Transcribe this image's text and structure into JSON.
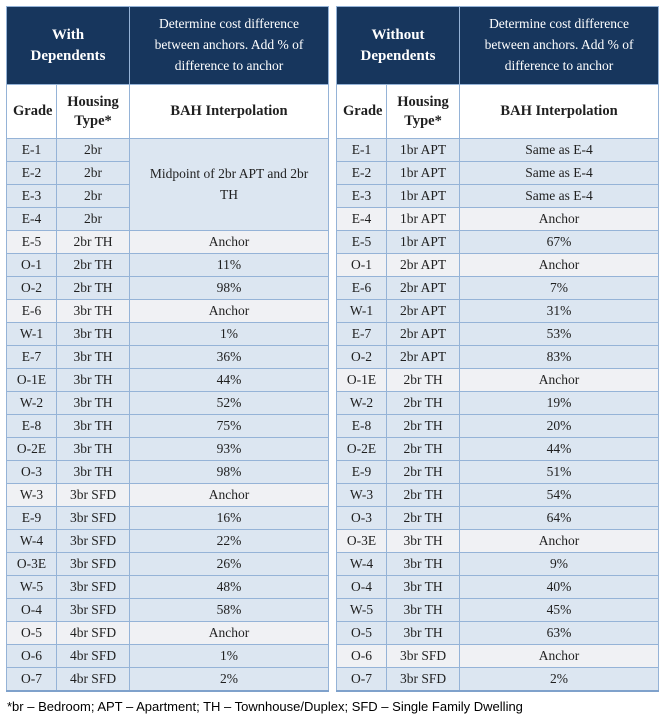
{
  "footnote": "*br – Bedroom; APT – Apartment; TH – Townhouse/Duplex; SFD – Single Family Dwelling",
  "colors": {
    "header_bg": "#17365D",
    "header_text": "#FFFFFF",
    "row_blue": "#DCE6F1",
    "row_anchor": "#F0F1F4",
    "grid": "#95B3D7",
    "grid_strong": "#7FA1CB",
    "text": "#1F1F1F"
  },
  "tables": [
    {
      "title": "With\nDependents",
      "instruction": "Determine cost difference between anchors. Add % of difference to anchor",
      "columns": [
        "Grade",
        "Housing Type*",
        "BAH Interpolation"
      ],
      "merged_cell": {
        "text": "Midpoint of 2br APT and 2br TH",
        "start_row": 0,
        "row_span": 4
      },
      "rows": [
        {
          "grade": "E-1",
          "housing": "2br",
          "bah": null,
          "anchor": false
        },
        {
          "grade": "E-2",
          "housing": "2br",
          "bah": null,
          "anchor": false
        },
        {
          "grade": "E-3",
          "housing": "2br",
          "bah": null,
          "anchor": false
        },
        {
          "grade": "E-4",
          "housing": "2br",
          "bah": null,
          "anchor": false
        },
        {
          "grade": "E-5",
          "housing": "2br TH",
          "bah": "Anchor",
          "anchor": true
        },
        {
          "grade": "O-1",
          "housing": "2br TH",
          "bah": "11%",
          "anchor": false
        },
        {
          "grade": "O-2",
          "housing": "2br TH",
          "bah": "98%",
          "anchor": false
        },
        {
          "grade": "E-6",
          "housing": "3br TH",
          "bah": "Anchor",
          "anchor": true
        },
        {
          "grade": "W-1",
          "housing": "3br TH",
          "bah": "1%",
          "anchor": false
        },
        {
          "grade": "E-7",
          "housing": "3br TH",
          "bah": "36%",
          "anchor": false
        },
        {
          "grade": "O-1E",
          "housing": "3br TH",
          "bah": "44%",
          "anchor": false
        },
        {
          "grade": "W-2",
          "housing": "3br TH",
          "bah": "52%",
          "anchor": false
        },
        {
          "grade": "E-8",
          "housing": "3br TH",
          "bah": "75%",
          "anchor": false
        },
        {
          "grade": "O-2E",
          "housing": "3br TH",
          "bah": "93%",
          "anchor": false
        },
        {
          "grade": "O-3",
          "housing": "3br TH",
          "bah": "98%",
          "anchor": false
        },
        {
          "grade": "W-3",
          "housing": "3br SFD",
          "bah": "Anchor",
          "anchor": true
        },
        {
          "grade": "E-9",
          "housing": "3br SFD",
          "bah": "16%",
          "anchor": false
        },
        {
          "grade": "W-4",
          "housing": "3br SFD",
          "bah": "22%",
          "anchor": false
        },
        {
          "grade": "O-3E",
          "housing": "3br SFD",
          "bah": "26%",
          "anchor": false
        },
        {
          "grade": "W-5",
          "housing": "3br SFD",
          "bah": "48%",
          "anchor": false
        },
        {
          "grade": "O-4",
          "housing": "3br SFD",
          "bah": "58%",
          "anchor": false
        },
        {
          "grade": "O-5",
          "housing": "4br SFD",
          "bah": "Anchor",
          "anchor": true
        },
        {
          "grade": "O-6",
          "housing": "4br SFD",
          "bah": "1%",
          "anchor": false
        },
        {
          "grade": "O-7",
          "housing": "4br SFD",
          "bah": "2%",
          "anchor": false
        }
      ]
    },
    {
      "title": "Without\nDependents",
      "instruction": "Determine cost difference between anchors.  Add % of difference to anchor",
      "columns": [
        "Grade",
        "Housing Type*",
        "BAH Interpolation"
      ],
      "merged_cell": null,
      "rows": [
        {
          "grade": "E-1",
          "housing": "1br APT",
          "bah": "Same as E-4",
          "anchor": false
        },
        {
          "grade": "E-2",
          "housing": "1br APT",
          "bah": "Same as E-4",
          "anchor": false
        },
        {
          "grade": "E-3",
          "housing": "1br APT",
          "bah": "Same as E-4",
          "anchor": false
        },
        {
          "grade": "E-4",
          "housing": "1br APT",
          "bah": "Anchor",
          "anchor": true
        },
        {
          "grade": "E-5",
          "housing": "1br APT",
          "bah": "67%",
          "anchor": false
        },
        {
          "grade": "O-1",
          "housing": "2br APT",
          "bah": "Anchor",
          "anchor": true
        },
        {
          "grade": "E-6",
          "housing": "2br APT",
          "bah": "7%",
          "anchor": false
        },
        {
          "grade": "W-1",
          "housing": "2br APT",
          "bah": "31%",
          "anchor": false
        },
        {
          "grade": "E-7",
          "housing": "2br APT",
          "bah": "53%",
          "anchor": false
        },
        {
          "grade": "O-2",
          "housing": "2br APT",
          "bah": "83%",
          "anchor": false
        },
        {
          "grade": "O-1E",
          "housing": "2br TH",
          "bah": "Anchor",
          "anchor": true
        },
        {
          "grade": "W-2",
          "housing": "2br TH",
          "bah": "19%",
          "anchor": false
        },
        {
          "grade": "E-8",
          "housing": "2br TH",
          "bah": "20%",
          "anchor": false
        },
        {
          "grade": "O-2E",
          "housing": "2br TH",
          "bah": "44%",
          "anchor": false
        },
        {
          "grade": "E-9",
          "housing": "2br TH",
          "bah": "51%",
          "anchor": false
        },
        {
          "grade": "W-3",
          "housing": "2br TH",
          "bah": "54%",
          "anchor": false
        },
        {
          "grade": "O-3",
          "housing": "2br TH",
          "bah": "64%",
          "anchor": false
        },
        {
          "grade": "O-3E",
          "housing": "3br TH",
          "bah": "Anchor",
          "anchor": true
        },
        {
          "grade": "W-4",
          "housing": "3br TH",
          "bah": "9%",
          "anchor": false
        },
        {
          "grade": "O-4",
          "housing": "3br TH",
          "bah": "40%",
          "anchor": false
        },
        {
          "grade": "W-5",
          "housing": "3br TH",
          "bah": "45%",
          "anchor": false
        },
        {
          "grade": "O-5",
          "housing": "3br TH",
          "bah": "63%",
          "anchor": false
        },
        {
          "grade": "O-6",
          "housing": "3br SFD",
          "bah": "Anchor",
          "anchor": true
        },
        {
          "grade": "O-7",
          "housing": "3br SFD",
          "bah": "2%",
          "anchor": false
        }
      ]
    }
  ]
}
--
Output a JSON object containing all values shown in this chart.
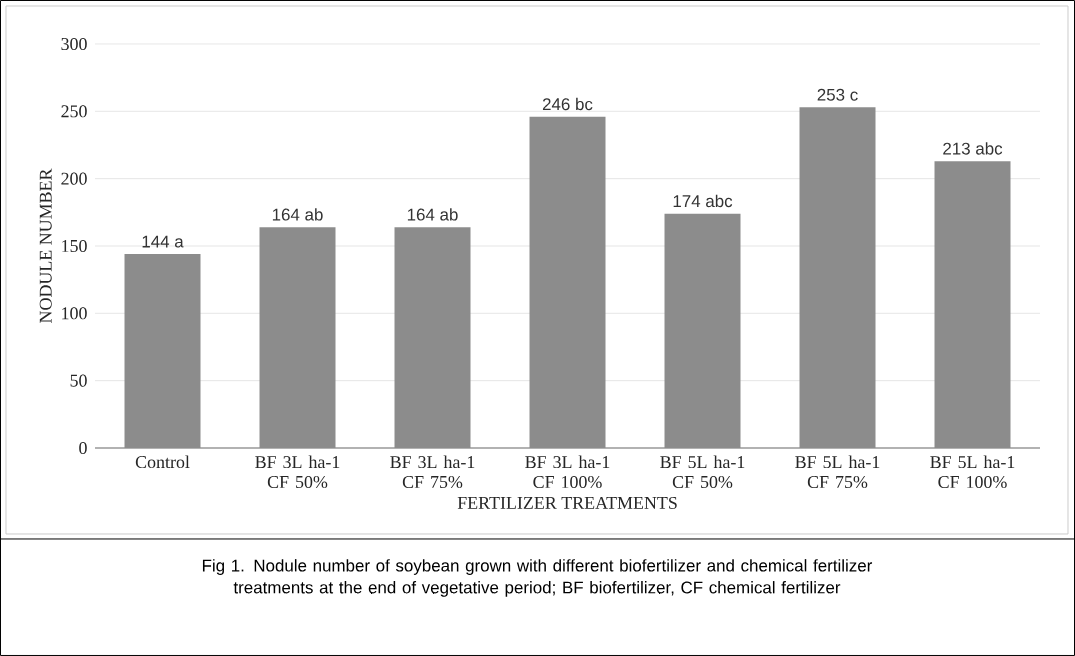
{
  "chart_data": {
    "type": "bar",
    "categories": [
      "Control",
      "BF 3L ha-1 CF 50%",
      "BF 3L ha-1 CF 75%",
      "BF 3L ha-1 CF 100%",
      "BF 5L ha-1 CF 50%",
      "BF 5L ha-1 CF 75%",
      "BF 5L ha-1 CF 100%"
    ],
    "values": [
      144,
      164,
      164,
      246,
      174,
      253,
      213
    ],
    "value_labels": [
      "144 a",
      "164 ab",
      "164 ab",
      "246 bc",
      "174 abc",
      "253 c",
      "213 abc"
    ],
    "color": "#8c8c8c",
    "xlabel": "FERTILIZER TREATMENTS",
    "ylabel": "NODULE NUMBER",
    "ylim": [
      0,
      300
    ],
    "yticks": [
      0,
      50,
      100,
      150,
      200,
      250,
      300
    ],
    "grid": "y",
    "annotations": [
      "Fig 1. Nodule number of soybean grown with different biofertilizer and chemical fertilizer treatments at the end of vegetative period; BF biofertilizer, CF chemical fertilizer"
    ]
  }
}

SHORT PROBLEM:
Within the listing above, find every line containing the string "title" and return it.

RESULT FOR THIS TASK:
      "title": "With\nDependents",
      "title": "Without\nDependents",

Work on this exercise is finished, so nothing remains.